What is needed. Rewrite every line of the material below, substituting "aspartate" for each occurrence of "aspartic acid" and leaving all other text unchanged.

Data provided.
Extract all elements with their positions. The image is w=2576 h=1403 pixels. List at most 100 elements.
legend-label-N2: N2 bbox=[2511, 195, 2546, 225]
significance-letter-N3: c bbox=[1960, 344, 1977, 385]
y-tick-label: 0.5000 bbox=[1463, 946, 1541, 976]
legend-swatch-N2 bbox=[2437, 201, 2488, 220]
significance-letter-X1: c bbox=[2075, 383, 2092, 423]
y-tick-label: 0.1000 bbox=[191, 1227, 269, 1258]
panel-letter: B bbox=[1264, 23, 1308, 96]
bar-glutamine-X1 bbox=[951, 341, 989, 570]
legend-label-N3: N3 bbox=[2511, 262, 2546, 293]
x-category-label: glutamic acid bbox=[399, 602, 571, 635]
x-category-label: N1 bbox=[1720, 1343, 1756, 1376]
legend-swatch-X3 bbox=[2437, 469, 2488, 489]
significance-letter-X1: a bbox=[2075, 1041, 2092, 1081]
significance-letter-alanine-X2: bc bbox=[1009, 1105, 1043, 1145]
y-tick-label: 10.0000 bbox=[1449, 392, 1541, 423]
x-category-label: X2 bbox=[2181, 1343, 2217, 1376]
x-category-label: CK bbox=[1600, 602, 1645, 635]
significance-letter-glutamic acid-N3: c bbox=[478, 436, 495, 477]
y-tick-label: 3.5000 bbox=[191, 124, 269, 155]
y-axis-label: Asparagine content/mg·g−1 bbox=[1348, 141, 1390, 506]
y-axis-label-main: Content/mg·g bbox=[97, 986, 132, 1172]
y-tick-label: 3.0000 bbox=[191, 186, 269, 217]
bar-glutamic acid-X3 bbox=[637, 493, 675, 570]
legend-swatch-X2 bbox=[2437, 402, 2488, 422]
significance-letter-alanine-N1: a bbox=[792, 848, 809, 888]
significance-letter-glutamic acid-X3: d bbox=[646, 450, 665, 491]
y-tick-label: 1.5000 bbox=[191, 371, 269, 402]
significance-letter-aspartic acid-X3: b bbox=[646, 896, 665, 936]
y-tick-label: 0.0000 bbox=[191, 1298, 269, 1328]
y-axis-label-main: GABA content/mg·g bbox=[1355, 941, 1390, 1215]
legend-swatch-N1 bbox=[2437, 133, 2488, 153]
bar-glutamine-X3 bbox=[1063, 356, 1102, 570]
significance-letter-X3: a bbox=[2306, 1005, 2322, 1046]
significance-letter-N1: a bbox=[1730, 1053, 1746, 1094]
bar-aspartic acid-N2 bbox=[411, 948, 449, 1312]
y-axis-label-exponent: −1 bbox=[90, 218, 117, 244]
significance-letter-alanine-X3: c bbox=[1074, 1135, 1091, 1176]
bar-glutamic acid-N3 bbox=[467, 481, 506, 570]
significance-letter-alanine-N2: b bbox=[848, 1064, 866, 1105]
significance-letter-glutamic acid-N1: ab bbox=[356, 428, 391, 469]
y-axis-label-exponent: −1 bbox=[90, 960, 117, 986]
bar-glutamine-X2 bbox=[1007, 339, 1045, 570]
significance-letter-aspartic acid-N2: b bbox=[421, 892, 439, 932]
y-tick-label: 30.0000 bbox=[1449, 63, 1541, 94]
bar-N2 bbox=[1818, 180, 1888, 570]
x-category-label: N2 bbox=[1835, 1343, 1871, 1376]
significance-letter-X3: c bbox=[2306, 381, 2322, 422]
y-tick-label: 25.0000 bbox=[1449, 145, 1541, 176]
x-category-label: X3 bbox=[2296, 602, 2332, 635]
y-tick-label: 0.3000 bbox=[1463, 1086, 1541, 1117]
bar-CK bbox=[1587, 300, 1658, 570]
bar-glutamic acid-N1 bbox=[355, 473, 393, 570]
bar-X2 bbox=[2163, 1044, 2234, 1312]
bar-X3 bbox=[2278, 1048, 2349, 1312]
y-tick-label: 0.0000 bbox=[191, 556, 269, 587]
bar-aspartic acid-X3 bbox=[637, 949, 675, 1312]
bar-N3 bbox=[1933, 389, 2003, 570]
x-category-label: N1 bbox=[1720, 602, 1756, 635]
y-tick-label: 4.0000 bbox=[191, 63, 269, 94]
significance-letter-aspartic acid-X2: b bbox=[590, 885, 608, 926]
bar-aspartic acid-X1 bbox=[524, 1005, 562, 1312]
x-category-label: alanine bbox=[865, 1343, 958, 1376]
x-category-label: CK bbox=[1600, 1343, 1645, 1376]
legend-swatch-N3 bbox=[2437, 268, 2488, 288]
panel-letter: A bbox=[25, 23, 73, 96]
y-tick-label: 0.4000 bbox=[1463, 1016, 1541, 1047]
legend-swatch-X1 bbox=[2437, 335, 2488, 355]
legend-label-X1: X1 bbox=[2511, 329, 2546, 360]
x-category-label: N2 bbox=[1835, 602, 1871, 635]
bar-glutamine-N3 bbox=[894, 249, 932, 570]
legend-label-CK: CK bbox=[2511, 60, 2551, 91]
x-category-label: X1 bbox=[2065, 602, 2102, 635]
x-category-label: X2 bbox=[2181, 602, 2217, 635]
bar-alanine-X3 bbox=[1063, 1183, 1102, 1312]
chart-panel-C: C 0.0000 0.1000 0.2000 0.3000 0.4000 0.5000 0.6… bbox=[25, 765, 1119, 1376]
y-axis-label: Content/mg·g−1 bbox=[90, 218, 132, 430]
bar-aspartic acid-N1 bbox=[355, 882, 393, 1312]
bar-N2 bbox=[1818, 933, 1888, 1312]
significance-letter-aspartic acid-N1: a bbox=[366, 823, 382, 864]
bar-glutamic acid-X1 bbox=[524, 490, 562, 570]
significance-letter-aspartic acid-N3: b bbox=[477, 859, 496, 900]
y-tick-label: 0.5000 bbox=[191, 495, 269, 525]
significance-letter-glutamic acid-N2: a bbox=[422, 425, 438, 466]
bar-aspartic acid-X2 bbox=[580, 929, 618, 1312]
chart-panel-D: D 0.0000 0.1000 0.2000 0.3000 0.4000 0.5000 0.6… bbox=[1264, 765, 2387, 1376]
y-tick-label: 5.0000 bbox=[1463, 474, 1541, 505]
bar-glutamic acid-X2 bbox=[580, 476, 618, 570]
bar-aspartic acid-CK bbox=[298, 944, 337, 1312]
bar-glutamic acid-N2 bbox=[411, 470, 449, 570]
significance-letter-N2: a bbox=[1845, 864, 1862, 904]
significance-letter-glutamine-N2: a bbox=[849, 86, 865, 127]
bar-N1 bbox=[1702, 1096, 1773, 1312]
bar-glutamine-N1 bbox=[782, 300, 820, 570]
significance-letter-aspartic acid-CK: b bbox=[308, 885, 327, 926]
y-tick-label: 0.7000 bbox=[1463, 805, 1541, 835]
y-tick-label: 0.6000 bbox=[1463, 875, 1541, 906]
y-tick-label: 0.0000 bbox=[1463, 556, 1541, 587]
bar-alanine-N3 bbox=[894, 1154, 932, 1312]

Right answer.
Extract all elements with their positions. The image is w=2576 h=1403 pixels. List at most 100 elements.
legend-label-N2: N2 bbox=[2511, 195, 2546, 225]
significance-letter-N3: c bbox=[1960, 344, 1977, 385]
y-tick-label: 0.5000 bbox=[1463, 946, 1541, 976]
legend-swatch-N2 bbox=[2437, 201, 2488, 220]
significance-letter-X1: c bbox=[2075, 383, 2092, 423]
y-tick-label: 0.1000 bbox=[191, 1227, 269, 1258]
panel-letter: B bbox=[1264, 23, 1308, 96]
bar-glutamine-X1 bbox=[951, 341, 989, 570]
legend-label-N3: N3 bbox=[2511, 262, 2546, 293]
x-category-label: glutamic acid bbox=[399, 602, 571, 635]
x-category-label: N1 bbox=[1720, 1343, 1756, 1376]
legend-swatch-X3 bbox=[2437, 469, 2488, 489]
significance-letter-X1: a bbox=[2075, 1041, 2092, 1081]
significance-letter-alanine-X2: bc bbox=[1009, 1105, 1043, 1145]
y-tick-label: 10.0000 bbox=[1449, 392, 1541, 423]
x-category-label: X2 bbox=[2181, 1343, 2217, 1376]
x-category-label: CK bbox=[1600, 602, 1645, 635]
significance-letter-glutamic acid-N3: c bbox=[478, 436, 495, 477]
y-tick-label: 3.5000 bbox=[191, 124, 269, 155]
y-axis-label: Asparagine content/mg·g−1 bbox=[1348, 141, 1390, 506]
y-axis-label-main: Content/mg·g bbox=[97, 986, 132, 1172]
y-tick-label: 3.0000 bbox=[191, 186, 269, 217]
bar-glutamic acid-X3 bbox=[637, 493, 675, 570]
legend-swatch-X2 bbox=[2437, 402, 2488, 422]
significance-letter-alanine-N1: a bbox=[792, 848, 809, 888]
significance-letter-glutamic acid-X3: d bbox=[646, 450, 665, 491]
y-tick-label: 1.5000 bbox=[191, 371, 269, 402]
significance-letter-aspartate-X3: b bbox=[646, 896, 665, 936]
y-tick-label: 0.0000 bbox=[191, 1298, 269, 1328]
y-axis-label-main: GABA content/mg·g bbox=[1355, 941, 1390, 1215]
legend-swatch-N1 bbox=[2437, 133, 2488, 153]
bar-glutamine-X3 bbox=[1063, 356, 1102, 570]
significance-letter-X3: a bbox=[2306, 1005, 2322, 1046]
significance-letter-N1: a bbox=[1730, 1053, 1746, 1094]
bar-aspartate-N2 bbox=[411, 948, 449, 1312]
y-axis-label-exponent: −1 bbox=[90, 218, 117, 244]
significance-letter-alanine-X3: c bbox=[1074, 1135, 1091, 1176]
bar-glutamic acid-N3 bbox=[467, 481, 506, 570]
significance-letter-alanine-N2: b bbox=[848, 1064, 866, 1105]
significance-letter-glutamic acid-N1: ab bbox=[356, 428, 391, 469]
y-axis-label-exponent: −1 bbox=[90, 960, 117, 986]
bar-glutamine-X2 bbox=[1007, 339, 1045, 570]
significance-letter-aspartate-N2: b bbox=[421, 892, 439, 932]
y-tick-label: 30.0000 bbox=[1449, 63, 1541, 94]
bar-N2 bbox=[1818, 180, 1888, 570]
x-category-label: N2 bbox=[1835, 1343, 1871, 1376]
significance-letter-X3: c bbox=[2306, 381, 2322, 422]
y-tick-label: 25.0000 bbox=[1449, 145, 1541, 176]
x-category-label: X3 bbox=[2296, 602, 2332, 635]
y-tick-label: 0.3000 bbox=[1463, 1086, 1541, 1117]
bar-CK bbox=[1587, 300, 1658, 570]
bar-glutamic acid-N1 bbox=[355, 473, 393, 570]
bar-X2 bbox=[2163, 1044, 2234, 1312]
bar-X3 bbox=[2278, 1048, 2349, 1312]
y-tick-label: 0.0000 bbox=[191, 556, 269, 587]
bar-aspartate-X3 bbox=[637, 949, 675, 1312]
bar-N3 bbox=[1933, 389, 2003, 570]
x-category-label: N1 bbox=[1720, 602, 1756, 635]
y-tick-label: 4.0000 bbox=[191, 63, 269, 94]
significance-letter-aspartate-X2: b bbox=[590, 885, 608, 926]
bar-aspartate-X1 bbox=[524, 1005, 562, 1312]
x-category-label: alanine bbox=[865, 1343, 958, 1376]
x-category-label: CK bbox=[1600, 1343, 1645, 1376]
legend-swatch-N3 bbox=[2437, 268, 2488, 288]
panel-letter: A bbox=[25, 23, 73, 96]
y-tick-label: 0.4000 bbox=[1463, 1016, 1541, 1047]
legend-swatch-X1 bbox=[2437, 335, 2488, 355]
legend-label-X1: X1 bbox=[2511, 329, 2546, 360]
x-category-label: N2 bbox=[1835, 602, 1871, 635]
bar-glutamine-N3 bbox=[894, 249, 932, 570]
legend-label-CK: CK bbox=[2511, 60, 2551, 91]
x-category-label: X1 bbox=[2065, 602, 2102, 635]
x-category-label: X2 bbox=[2181, 602, 2217, 635]
bar-alanine-X3 bbox=[1063, 1183, 1102, 1312]
chart-panel-C: C 0.0000 0.1000 0.2000 0.3000 0.4000 0.5000 0.6… bbox=[25, 765, 1119, 1376]
y-axis-label: Content/mg·g−1 bbox=[90, 218, 132, 430]
bar-aspartate-N1 bbox=[355, 882, 393, 1312]
bar-N2 bbox=[1818, 933, 1888, 1312]
significance-letter-aspartate-N1: a bbox=[366, 823, 382, 864]
bar-glutamic acid-X1 bbox=[524, 490, 562, 570]
significance-letter-aspartate-N3: b bbox=[477, 859, 496, 900]
y-tick-label: 0.5000 bbox=[191, 495, 269, 525]
significance-letter-glutamic acid-N2: a bbox=[422, 425, 438, 466]
bar-aspartate-X2 bbox=[580, 929, 618, 1312]
chart-panel-D: D 0.0000 0.1000 0.2000 0.3000 0.4000 0.5000 0.6… bbox=[1264, 765, 2387, 1376]
y-tick-label: 5.0000 bbox=[1463, 474, 1541, 505]
bar-glutamic acid-X2 bbox=[580, 476, 618, 570]
bar-aspartate-CK bbox=[298, 944, 337, 1312]
bar-glutamic acid-N2 bbox=[411, 470, 449, 570]
significance-letter-N2: a bbox=[1845, 864, 1862, 904]
significance-letter-glutamine-N2: a bbox=[849, 86, 865, 127]
bar-N1 bbox=[1702, 1096, 1773, 1312]
bar-glutamine-N1 bbox=[782, 300, 820, 570]
significance-letter-aspartate-CK: b bbox=[308, 885, 327, 926]
y-tick-label: 0.7000 bbox=[1463, 805, 1541, 835]
y-tick-label: 0.6000 bbox=[1463, 875, 1541, 906]
y-tick-label: 0.0000 bbox=[1463, 556, 1541, 587]
bar-alanine-N3 bbox=[894, 1154, 932, 1312]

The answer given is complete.